• [Ação necessária] Cite o trecho da reportagem sobre os partidos de centro e as eleições de 2022 começando em "A pergunta, agora, é" e seguindo até "Palácio dos Bandeirantes.".

• [Trecho do texto]
########################################

A pergunta, agora, é como os quatro partidos de centro que estão na organização dos debates virtuais poderão adotar ações práticas para 2022. O DEM, por exemplo, tem como pré-candidato o ex-ministro da Saúde Luiz Henrique Mandetta, mas o presidente do partido, ACM Neto, também negocia com Ciro Gomes (PDT), de quem é próximo. Além disso, Neto rompeu com Doria depois que ele filiou Rodrigo Garcia ao PSDB, tirando do DEM o vice-governador de São Paulo, agora candidato ao Palácio dos Bandeirantes.
“É uma convergência em torno de ideias, e não de nomes”, disse o ex-deputado Marcus Pestana (PSDB), presidente do Conselho Curador do Instituto Teotônio Vilela. “Mas, como diz Fernando Henrique, uma hora teremos de fulanizar”, emendou, rindo.
Integrante da comissão que organiza as prévias do PSDB, Pestana tem se reunido com Moreira Franco (MDB), autor do programa “Uma Ponte para o Futuro”, em 2015; José Mendonça Filho (DEM) e Luciano Rezende (Cidadania), curadores do seminário “Um novo rumo para o Brasil”.
O ponto alto será a participação de FHC, Temer e Sarney na abertura, mas todos os painéis vão abordar a democracia, ao longo de oito dias, enfocando, ainda, crise fiscal, desigualdade social, segurança pública, meio ambiente, mercado de trabalho, pandemia e identidade de gênero.

########################################

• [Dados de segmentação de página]
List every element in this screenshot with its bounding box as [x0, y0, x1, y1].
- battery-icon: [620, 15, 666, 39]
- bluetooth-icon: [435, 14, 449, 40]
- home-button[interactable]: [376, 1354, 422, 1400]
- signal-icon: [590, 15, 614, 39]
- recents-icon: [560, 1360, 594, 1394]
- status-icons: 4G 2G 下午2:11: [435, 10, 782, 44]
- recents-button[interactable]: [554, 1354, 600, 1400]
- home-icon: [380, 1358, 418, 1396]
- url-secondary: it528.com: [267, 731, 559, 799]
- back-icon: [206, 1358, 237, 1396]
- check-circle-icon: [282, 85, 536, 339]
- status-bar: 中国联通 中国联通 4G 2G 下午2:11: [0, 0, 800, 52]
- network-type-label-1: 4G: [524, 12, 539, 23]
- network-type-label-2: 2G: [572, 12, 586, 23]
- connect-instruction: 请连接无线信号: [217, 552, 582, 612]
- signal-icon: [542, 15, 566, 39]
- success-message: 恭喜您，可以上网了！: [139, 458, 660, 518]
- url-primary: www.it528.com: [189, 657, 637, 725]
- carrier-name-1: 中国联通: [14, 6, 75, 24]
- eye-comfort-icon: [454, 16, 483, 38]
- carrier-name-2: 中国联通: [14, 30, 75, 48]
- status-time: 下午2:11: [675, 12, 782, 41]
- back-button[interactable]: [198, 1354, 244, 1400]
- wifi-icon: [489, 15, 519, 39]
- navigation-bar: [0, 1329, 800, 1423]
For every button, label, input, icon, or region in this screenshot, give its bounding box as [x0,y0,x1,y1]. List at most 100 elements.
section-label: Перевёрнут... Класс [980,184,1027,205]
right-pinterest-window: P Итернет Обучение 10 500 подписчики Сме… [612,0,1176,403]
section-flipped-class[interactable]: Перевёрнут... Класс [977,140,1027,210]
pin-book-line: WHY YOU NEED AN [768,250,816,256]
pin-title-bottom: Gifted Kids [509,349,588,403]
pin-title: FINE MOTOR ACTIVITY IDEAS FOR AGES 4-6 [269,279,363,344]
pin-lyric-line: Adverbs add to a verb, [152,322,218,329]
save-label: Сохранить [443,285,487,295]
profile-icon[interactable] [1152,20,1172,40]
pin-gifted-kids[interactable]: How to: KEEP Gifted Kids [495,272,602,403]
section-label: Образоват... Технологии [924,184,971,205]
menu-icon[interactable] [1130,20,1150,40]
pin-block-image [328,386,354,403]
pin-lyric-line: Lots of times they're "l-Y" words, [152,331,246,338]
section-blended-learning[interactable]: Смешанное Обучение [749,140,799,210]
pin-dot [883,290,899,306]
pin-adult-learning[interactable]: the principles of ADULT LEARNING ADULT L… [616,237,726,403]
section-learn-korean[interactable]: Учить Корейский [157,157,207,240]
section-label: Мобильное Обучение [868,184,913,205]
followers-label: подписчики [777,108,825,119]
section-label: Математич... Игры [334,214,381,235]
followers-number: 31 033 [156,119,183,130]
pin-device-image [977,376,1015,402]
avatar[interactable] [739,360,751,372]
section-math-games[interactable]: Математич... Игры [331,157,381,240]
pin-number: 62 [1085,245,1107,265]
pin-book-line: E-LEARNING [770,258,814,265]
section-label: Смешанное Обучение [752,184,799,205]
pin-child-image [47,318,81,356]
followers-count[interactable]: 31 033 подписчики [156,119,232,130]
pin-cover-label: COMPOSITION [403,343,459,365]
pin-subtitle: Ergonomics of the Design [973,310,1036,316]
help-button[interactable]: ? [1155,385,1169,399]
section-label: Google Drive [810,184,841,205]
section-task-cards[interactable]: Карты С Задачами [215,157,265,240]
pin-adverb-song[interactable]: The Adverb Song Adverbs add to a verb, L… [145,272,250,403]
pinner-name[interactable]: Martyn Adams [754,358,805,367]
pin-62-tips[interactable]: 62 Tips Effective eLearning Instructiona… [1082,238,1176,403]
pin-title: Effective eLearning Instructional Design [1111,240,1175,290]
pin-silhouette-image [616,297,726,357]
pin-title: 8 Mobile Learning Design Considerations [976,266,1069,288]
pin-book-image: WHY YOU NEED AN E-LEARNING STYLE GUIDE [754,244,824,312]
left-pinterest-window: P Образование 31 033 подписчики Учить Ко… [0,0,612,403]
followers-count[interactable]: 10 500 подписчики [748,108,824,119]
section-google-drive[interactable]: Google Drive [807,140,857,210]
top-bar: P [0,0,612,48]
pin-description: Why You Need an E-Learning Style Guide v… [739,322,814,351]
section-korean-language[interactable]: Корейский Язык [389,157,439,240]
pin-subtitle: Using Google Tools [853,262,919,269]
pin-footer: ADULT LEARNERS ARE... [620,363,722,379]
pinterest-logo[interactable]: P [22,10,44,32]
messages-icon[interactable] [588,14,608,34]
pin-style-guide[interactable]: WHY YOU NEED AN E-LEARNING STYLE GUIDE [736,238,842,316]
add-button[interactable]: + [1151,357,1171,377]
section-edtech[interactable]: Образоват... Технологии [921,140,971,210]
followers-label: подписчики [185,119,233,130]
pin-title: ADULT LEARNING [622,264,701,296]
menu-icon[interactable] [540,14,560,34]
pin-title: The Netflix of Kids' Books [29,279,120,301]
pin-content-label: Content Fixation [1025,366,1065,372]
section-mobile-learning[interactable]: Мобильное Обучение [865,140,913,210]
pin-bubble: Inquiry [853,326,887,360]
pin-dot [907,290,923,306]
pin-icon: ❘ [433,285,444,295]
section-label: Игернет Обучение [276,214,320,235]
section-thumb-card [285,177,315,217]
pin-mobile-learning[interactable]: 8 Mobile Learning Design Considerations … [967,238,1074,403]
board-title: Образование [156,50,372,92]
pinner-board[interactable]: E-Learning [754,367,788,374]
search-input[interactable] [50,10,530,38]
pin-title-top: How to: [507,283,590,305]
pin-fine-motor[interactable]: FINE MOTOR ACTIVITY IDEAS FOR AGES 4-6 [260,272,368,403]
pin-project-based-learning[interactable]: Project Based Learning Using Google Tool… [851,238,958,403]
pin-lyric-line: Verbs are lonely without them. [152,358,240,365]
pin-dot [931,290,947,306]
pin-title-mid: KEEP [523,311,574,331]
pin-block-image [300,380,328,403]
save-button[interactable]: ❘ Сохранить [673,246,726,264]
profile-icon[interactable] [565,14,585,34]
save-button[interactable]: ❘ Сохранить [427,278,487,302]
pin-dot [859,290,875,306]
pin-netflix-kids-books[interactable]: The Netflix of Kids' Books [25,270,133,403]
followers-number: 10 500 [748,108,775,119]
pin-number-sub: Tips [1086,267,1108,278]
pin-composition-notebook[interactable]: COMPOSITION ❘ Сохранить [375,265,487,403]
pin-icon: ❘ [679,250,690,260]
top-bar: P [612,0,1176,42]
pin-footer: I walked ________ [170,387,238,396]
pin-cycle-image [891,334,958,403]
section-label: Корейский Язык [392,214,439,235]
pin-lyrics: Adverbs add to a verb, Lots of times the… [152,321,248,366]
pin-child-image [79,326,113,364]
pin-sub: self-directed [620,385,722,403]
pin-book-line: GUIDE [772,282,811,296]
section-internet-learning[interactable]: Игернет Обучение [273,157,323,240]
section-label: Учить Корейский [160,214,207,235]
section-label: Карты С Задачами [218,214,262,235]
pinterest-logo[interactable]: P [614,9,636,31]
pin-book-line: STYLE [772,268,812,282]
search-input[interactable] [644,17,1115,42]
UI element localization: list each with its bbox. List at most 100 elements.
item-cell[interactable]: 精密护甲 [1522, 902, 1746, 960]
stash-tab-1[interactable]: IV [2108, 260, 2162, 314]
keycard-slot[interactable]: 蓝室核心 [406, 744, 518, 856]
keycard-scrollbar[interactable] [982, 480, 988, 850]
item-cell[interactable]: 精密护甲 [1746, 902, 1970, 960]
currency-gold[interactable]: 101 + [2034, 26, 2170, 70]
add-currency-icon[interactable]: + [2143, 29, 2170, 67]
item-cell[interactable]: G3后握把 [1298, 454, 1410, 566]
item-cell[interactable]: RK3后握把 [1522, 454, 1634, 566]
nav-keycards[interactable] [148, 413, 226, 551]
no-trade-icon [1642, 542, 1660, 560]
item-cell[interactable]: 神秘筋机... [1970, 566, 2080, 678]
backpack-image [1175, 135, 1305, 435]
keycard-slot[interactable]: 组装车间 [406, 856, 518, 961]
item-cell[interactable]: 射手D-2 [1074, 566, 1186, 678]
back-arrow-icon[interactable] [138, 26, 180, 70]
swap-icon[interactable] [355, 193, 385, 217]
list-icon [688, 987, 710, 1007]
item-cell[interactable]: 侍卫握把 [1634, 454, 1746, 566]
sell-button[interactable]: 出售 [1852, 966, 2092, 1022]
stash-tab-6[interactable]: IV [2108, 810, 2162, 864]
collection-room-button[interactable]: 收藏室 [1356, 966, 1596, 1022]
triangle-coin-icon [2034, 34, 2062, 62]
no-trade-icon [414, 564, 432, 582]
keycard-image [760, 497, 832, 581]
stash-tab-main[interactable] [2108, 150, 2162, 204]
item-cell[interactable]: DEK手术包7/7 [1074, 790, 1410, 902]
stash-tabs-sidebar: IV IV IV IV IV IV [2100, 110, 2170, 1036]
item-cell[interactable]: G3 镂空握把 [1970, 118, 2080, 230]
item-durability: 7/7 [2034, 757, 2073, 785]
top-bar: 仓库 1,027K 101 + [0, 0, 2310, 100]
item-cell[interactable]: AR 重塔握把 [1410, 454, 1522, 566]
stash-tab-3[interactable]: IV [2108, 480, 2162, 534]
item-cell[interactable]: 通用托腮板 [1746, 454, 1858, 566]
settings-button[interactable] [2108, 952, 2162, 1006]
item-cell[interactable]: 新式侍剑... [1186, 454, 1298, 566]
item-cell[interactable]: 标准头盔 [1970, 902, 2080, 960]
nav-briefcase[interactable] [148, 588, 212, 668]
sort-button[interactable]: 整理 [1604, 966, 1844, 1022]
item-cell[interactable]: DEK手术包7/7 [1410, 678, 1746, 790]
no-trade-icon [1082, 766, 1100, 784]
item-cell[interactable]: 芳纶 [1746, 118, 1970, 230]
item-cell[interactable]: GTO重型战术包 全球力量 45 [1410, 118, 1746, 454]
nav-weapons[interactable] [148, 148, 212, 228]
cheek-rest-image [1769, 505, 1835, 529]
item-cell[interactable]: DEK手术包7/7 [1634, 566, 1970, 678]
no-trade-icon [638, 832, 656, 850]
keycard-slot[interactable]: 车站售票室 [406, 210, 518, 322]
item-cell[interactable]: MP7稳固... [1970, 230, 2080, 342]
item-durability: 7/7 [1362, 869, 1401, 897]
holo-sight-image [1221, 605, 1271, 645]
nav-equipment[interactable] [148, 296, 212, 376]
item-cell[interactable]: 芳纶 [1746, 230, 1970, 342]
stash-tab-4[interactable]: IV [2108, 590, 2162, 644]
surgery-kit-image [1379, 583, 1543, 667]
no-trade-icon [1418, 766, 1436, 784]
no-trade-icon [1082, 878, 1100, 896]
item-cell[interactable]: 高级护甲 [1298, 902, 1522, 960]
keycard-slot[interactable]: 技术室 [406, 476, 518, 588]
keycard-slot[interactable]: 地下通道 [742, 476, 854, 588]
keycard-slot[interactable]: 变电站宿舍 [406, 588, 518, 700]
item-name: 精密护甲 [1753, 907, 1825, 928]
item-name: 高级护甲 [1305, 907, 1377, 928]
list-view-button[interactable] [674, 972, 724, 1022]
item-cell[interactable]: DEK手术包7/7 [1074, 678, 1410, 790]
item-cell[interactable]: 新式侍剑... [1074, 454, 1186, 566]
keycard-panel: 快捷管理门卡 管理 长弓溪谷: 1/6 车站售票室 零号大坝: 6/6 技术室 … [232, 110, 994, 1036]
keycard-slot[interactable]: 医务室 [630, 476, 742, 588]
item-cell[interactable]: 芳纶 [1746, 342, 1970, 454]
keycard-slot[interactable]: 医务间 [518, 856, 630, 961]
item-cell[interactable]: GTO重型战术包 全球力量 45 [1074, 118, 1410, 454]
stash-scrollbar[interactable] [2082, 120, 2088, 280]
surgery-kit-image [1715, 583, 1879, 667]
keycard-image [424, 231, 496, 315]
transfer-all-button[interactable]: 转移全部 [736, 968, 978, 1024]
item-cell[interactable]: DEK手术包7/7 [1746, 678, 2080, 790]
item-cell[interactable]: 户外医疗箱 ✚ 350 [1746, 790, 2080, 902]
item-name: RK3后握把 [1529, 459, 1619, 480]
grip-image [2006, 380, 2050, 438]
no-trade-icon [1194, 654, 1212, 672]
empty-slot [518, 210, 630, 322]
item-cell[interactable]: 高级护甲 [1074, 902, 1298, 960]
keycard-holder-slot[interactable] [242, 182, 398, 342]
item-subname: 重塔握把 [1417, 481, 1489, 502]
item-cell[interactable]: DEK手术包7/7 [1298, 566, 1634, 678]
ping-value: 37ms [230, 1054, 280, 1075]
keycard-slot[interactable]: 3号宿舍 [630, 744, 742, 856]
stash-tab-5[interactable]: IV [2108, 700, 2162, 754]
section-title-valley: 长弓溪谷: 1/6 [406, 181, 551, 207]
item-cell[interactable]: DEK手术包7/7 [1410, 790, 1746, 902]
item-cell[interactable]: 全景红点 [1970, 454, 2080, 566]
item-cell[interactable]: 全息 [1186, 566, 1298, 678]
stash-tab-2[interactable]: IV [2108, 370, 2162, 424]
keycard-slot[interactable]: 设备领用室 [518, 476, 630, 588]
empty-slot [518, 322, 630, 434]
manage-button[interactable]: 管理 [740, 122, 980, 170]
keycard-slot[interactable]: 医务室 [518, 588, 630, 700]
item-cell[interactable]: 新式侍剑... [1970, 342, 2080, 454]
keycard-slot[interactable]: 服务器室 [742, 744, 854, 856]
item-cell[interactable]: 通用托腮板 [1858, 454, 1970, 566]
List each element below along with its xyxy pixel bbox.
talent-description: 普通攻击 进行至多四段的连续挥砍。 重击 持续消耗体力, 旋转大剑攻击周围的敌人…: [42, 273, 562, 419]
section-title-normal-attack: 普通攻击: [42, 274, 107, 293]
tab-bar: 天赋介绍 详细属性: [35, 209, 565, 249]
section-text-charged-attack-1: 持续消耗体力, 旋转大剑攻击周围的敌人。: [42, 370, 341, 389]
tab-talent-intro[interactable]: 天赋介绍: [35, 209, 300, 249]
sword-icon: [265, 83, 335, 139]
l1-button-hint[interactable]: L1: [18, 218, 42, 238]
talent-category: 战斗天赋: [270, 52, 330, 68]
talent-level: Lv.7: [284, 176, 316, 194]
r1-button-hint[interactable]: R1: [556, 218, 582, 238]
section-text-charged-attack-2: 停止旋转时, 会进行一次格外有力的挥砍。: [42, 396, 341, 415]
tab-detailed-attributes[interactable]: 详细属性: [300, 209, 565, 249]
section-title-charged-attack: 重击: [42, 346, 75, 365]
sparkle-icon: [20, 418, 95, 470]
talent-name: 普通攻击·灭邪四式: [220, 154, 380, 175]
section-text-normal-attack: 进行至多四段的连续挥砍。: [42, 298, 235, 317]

########################################

• [Resultado do exercício]
A pergunta, agora, é como os quatro partidos de centro que estão na organização dos debates virtuais poderão adotar ações práticas para 2022. O DEM, por exemplo, tem como pré-candidato o ex-ministro da Saúde Luiz Henrique Mandetta, mas o presidente do partido, ACM Neto, também negocia com Ciro Gomes (PDT), de quem é próximo. Além disso, Neto rompeu com Doria depois que ele filiou Rodrigo Garcia ao PSDB, tirando do DEM o vice-governador de São Paulo, agora candidato ao Palácio dos Bandeirantes.